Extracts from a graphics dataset

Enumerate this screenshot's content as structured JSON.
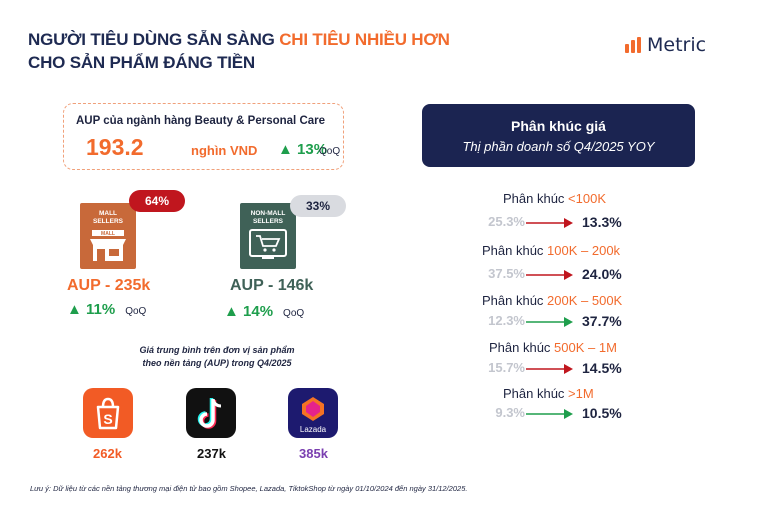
{
  "title": {
    "line1_prefix": "NGƯỜI TIÊU DÙNG SẴN SÀNG ",
    "line1_highlight": "CHI TIÊU NHIỀU HƠN",
    "line2": "CHO SẢN PHẨM ĐÁNG TIỀN"
  },
  "logo": {
    "text": "Metric"
  },
  "aup": {
    "header": "AUP của ngành hàng Beauty & Personal Care",
    "value": "193.2",
    "unit": "nghìn VND",
    "growth": "▲ 13%",
    "period": "QoQ"
  },
  "mall": {
    "icon_label_1": "MALL",
    "icon_label_2": "SELLERS",
    "sign_label": "MALL",
    "share": "64%",
    "aup": "AUP - 235k",
    "growth": "▲ 11%",
    "period": "QoQ"
  },
  "nonmall": {
    "icon_label_1": "NON-MALL",
    "icon_label_2": "SELLERS",
    "share": "33%",
    "aup": "AUP - 146k",
    "growth": "▲ 14%",
    "period": "QoQ"
  },
  "caption": {
    "line1": "Giá trung bình trên đơn vị sản phẩm",
    "line2": "theo nền tảng (AUP) trong Q4/2025"
  },
  "platforms": [
    {
      "name": "Shopee",
      "value": "262k",
      "color": "#f25b25"
    },
    {
      "name": "TikTok",
      "value": "237k",
      "color": "#111111"
    },
    {
      "name": "Lazada",
      "value": "385k",
      "color": "#7a3fb0",
      "icon_text": "Lazada"
    }
  ],
  "panel": {
    "heading": "Phân khúc giá",
    "subheading": "Thị phần doanh số Q4/2025 YOY"
  },
  "segments": [
    {
      "prefix": "Phân khúc ",
      "range": "<100K",
      "old": "25.3%",
      "new": "13.3%",
      "trend": "down"
    },
    {
      "prefix": "Phân khúc ",
      "range": "100K – 200k",
      "old": "37.5%",
      "new": "24.0%",
      "trend": "down"
    },
    {
      "prefix": "Phân khúc ",
      "range": "200K – 500K",
      "old": "12.3%",
      "new": "37.7%",
      "trend": "up"
    },
    {
      "prefix": "Phân khúc ",
      "range": "500K – 1M",
      "old": "15.7%",
      "new": "14.5%",
      "trend": "down"
    },
    {
      "prefix": "Phân khúc ",
      "range": ">1M",
      "old": "9.3%",
      "new": "10.5%",
      "trend": "up"
    }
  ],
  "colors": {
    "accent": "#f26b2d",
    "navy": "#1b2451",
    "up": "#1e9e4c",
    "down": "#c0161e"
  },
  "footnote": "Lưu ý: Dữ liệu từ các nền tảng thương mại điện tử bao gồm Shopee, Lazada, TiktokShop từ ngày 01/10/2024 đến ngày 31/12/2025."
}
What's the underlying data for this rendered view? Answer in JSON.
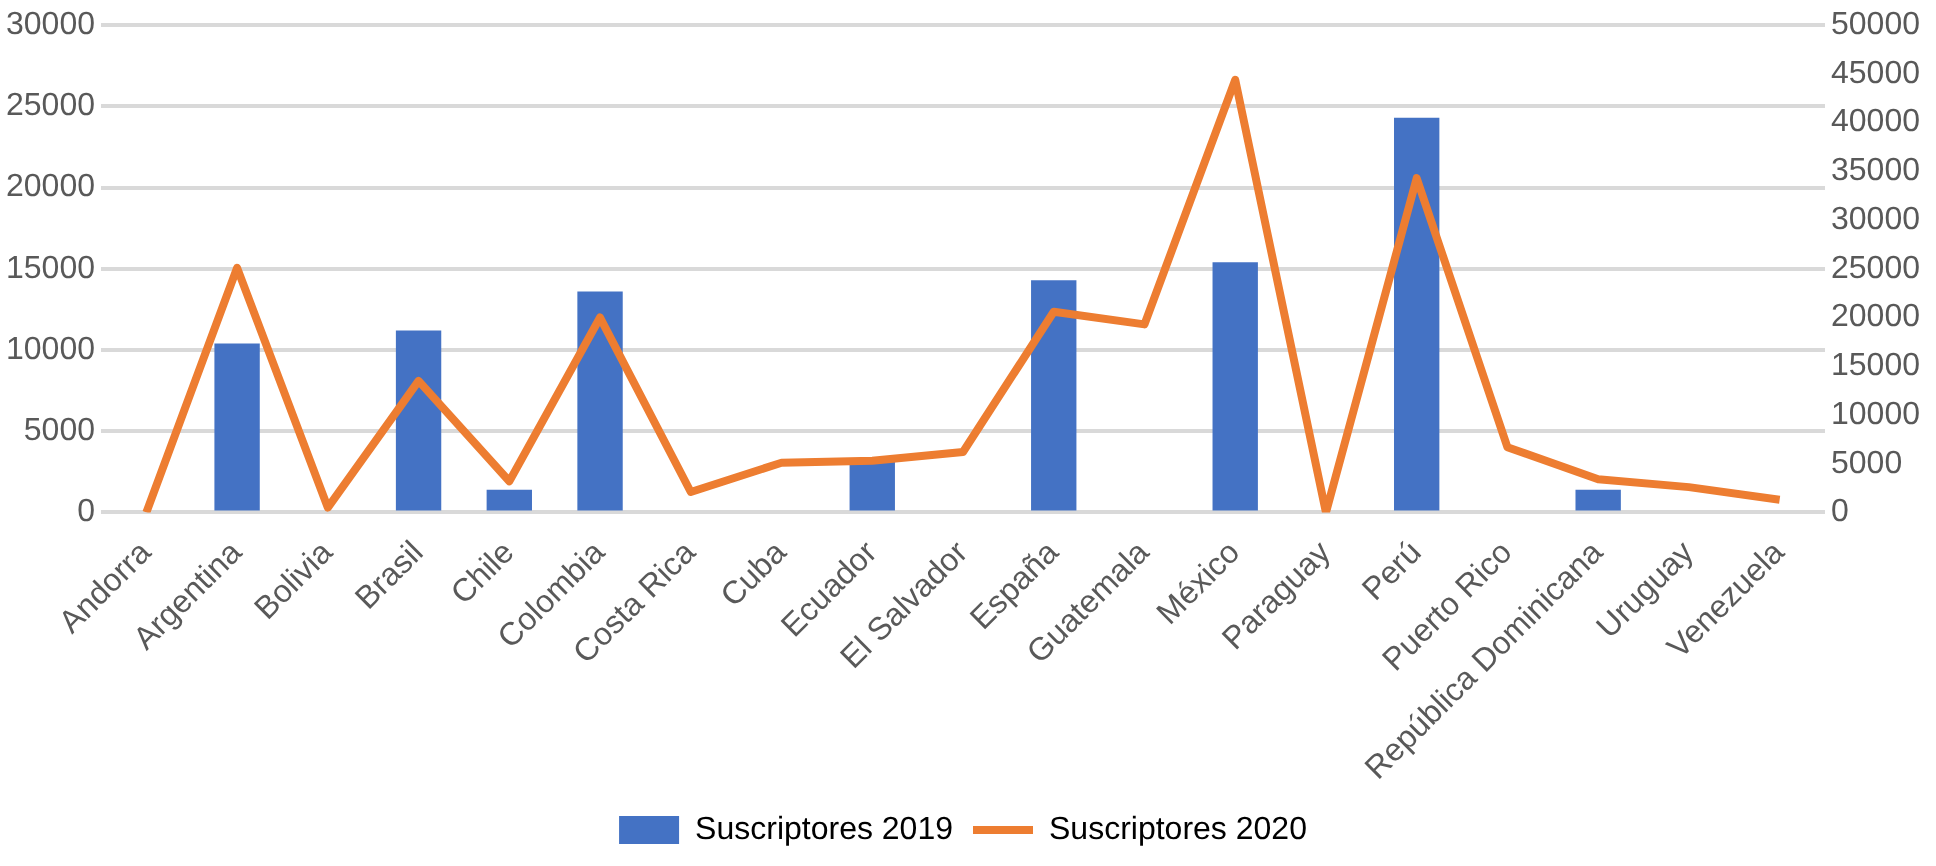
{
  "chart_data": {
    "type": "bar",
    "categories": [
      "Andorra",
      "Argentina",
      "Bolivia",
      "Brasil",
      "Chile",
      "Colombia",
      "Costa Rica",
      "Cuba",
      "Ecuador",
      "El Salvador",
      "España",
      "Guatemala",
      "México",
      "Paraguay",
      "Perú",
      "Puerto Rico",
      "República Dominicana",
      "Uruguay",
      "Venezuela"
    ],
    "series": [
      {
        "name": "Suscriptores 2019",
        "color": "#4472c4",
        "values": [
          null,
          10400,
          0,
          11200,
          1400,
          13600,
          0,
          0,
          3100,
          0,
          14300,
          0,
          15400,
          0,
          24300,
          0,
          1400,
          0,
          0
        ]
      },
      {
        "name": "Suscriptores 2020",
        "type": "line",
        "axis": "y2",
        "color": "#ed7d31",
        "values": [
          0,
          25100,
          500,
          13500,
          3200,
          20000,
          2100,
          5100,
          5300,
          6200,
          20600,
          19300,
          44400,
          0,
          34300,
          6700,
          3400,
          2600,
          1300
        ]
      }
    ],
    "ylim": [
      0,
      30000
    ],
    "yticks": [
      0,
      5000,
      10000,
      15000,
      20000,
      25000,
      30000
    ],
    "y2lim": [
      0,
      50000
    ],
    "y2ticks": [
      0,
      5000,
      10000,
      15000,
      20000,
      25000,
      30000,
      35000,
      40000,
      45000,
      50000
    ],
    "grid": "y",
    "legend": "bottom",
    "marker": "none"
  }
}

### Problem to work on
Reproduce the whole listing exactly, but not the images in it.

### Solution for this task
Enumerate this screenshot's content as structured JSON.
{
  "title": {
    "line1_prefix": "NGƯỜI TIÊU DÙNG SẴN SÀNG ",
    "line1_highlight": "CHI TIÊU NHIỀU HƠN",
    "line2": "CHO SẢN PHẨM ĐÁNG TIỀN"
  },
  "logo": {
    "text": "Metric"
  },
  "aup": {
    "header": "AUP của ngành hàng Beauty & Personal Care",
    "value": "193.2",
    "unit": "nghìn VND",
    "growth": "▲ 13%",
    "period": "QoQ"
  },
  "mall": {
    "icon_label_1": "MALL",
    "icon_label_2": "SELLERS",
    "sign_label": "MALL",
    "share": "64%",
    "aup": "AUP - 235k",
    "growth": "▲ 11%",
    "period": "QoQ"
  },
  "nonmall": {
    "icon_label_1": "NON-MALL",
    "icon_label_2": "SELLERS",
    "share": "33%",
    "aup": "AUP - 146k",
    "growth": "▲ 14%",
    "period": "QoQ"
  },
  "caption": {
    "line1": "Giá trung bình trên đơn vị sản phẩm",
    "line2": "theo nền tảng (AUP) trong Q4/2025"
  },
  "platforms": [
    {
      "name": "Shopee",
      "value": "262k",
      "color": "#f25b25"
    },
    {
      "name": "TikTok",
      "value": "237k",
      "color": "#111111"
    },
    {
      "name": "Lazada",
      "value": "385k",
      "color": "#7a3fb0",
      "icon_text": "Lazada"
    }
  ],
  "panel": {
    "heading": "Phân khúc giá",
    "subheading": "Thị phần doanh số Q4/2025 YOY"
  },
  "segments": [
    {
      "prefix": "Phân khúc ",
      "range": "<100K",
      "old": "25.3%",
      "new": "13.3%",
      "trend": "down"
    },
    {
      "prefix": "Phân khúc ",
      "range": "100K – 200k",
      "old": "37.5%",
      "new": "24.0%",
      "trend": "down"
    },
    {
      "prefix": "Phân khúc ",
      "range": "200K – 500K",
      "old": "12.3%",
      "new": "37.7%",
      "trend": "up"
    },
    {
      "prefix": "Phân khúc ",
      "range": "500K – 1M",
      "old": "15.7%",
      "new": "14.5%",
      "trend": "down"
    },
    {
      "prefix": "Phân khúc ",
      "range": ">1M",
      "old": "9.3%",
      "new": "10.5%",
      "trend": "up"
    }
  ],
  "colors": {
    "accent": "#f26b2d",
    "navy": "#1b2451",
    "up": "#1e9e4c",
    "down": "#c0161e"
  },
  "footnote": "Lưu ý: Dữ liệu từ các nền tảng thương mại điện tử bao gồm Shopee, Lazada, TiktokShop từ ngày 01/10/2024 đến ngày 31/12/2025."
}
What's the underlying data for this rendered view? Answer in JSON.
{
  "chart_data": {
    "type": "bar",
    "categories": [
      "Andorra",
      "Argentina",
      "Bolivia",
      "Brasil",
      "Chile",
      "Colombia",
      "Costa Rica",
      "Cuba",
      "Ecuador",
      "El Salvador",
      "España",
      "Guatemala",
      "México",
      "Paraguay",
      "Perú",
      "Puerto Rico",
      "República Dominicana",
      "Uruguay",
      "Venezuela"
    ],
    "series": [
      {
        "name": "Suscriptores 2019",
        "color": "#4472c4",
        "values": [
          null,
          10400,
          0,
          11200,
          1400,
          13600,
          0,
          0,
          3100,
          0,
          14300,
          0,
          15400,
          0,
          24300,
          0,
          1400,
          0,
          0
        ]
      },
      {
        "name": "Suscriptores 2020",
        "type": "line",
        "axis": "y2",
        "color": "#ed7d31",
        "values": [
          0,
          25100,
          500,
          13500,
          3200,
          20000,
          2100,
          5100,
          5300,
          6200,
          20600,
          19300,
          44400,
          0,
          34300,
          6700,
          3400,
          2600,
          1300
        ]
      }
    ],
    "ylim": [
      0,
      30000
    ],
    "yticks": [
      0,
      5000,
      10000,
      15000,
      20000,
      25000,
      30000
    ],
    "y2lim": [
      0,
      50000
    ],
    "y2ticks": [
      0,
      5000,
      10000,
      15000,
      20000,
      25000,
      30000,
      35000,
      40000,
      45000,
      50000
    ],
    "grid": "y",
    "legend": "bottom",
    "marker": "none"
  }
}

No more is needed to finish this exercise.